— Begin —

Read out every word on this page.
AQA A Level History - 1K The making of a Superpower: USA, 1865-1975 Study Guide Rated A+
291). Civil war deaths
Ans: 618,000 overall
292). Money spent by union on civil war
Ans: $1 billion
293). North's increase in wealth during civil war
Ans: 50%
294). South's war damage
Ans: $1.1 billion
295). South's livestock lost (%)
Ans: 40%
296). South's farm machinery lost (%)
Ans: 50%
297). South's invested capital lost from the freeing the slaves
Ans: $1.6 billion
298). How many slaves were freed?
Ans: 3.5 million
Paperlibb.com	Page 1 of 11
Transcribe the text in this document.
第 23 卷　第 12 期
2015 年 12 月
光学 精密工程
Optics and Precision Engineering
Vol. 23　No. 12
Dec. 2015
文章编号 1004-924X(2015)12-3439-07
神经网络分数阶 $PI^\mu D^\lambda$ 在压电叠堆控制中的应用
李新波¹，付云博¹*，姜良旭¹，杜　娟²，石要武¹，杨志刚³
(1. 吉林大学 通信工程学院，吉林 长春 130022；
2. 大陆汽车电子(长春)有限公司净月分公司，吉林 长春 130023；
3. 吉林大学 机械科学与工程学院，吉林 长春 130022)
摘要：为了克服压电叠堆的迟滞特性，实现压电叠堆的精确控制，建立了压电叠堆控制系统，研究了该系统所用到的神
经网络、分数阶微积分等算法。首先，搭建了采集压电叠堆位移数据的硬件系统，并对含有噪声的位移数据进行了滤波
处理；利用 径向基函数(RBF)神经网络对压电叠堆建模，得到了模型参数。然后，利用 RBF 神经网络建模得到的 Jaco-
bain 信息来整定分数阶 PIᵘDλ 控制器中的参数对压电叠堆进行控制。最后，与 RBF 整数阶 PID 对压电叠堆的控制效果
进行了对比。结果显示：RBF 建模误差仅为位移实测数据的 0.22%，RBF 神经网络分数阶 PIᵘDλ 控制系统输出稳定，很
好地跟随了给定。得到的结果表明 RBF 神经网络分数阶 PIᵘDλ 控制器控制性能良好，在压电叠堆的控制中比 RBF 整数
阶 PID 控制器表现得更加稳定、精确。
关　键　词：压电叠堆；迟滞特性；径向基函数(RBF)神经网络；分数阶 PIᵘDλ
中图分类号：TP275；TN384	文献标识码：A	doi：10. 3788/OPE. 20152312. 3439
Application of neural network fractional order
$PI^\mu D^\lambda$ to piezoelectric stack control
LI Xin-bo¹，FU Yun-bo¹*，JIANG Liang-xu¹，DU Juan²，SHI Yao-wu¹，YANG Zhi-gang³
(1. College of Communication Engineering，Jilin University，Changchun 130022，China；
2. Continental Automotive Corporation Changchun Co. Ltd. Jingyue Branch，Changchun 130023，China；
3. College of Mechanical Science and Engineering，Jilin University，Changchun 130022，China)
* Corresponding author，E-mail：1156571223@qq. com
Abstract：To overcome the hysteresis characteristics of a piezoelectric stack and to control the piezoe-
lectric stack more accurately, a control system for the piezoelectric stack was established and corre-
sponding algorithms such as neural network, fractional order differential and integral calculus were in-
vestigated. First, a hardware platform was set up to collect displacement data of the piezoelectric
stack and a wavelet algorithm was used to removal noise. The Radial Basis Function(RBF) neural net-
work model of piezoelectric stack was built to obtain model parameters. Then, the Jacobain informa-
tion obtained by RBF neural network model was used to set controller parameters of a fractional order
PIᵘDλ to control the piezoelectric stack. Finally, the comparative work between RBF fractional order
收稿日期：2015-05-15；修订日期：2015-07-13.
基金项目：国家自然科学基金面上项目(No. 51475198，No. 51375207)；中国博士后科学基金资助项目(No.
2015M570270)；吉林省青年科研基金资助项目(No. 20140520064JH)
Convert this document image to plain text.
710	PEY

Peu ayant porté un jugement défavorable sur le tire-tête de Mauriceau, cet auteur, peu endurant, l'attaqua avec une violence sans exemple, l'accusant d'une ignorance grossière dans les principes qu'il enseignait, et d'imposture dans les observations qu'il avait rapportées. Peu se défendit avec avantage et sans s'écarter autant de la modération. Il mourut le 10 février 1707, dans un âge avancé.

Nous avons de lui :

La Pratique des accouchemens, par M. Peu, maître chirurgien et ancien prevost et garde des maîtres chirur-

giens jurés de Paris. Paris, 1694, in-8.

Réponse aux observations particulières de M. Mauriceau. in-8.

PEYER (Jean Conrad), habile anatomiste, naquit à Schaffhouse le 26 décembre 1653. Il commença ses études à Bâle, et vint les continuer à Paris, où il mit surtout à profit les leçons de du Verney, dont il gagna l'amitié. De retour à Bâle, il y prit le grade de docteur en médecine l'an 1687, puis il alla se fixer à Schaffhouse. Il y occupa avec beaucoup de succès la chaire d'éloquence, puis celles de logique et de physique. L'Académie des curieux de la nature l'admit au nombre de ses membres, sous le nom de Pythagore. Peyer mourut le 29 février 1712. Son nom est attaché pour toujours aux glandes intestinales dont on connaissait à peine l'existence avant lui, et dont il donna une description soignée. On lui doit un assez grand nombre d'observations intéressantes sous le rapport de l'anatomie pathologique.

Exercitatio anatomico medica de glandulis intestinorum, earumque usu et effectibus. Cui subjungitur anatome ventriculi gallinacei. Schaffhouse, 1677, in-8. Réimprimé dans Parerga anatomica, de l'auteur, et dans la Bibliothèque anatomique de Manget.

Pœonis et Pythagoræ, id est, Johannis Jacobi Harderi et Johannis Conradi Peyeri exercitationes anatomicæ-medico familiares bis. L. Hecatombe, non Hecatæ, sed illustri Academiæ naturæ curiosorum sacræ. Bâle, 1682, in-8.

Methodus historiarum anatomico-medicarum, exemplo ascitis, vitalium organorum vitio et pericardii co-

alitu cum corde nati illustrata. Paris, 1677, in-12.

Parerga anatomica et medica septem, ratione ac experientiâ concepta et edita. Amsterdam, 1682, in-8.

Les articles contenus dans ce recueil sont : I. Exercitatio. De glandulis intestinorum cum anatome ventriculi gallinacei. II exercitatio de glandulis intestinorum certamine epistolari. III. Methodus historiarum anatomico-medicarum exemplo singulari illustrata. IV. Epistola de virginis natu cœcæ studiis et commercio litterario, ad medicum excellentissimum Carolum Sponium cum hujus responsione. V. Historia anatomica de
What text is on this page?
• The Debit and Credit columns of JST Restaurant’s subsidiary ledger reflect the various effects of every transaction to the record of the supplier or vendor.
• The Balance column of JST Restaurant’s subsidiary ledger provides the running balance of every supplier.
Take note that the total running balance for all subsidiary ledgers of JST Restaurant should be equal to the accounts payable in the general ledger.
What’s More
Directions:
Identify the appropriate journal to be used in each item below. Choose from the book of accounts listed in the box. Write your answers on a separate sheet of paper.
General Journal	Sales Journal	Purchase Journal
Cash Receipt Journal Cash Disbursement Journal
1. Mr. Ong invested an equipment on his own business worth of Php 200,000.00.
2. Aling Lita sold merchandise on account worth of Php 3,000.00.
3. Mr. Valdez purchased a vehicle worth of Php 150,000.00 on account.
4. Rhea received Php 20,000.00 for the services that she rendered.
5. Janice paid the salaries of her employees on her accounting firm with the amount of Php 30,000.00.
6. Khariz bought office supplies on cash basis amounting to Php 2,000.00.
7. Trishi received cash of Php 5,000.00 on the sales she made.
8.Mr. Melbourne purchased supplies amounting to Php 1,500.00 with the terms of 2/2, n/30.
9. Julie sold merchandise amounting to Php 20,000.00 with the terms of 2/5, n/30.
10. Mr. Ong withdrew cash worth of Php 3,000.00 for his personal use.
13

— End —

→ **What is needed**: Each line in the listing above that contains "Changchun" should be copied.

→ **Written answer**:
(1. College of Communication Engineering，Jilin University，Changchun 130022，China；
2. Continental Automotive Corporation Changchun Co. Ltd. Jingyue Branch，Changchun 130023，China；
3. College of Mechanical Science and Engineering，Jilin University，Changchun 130022，China)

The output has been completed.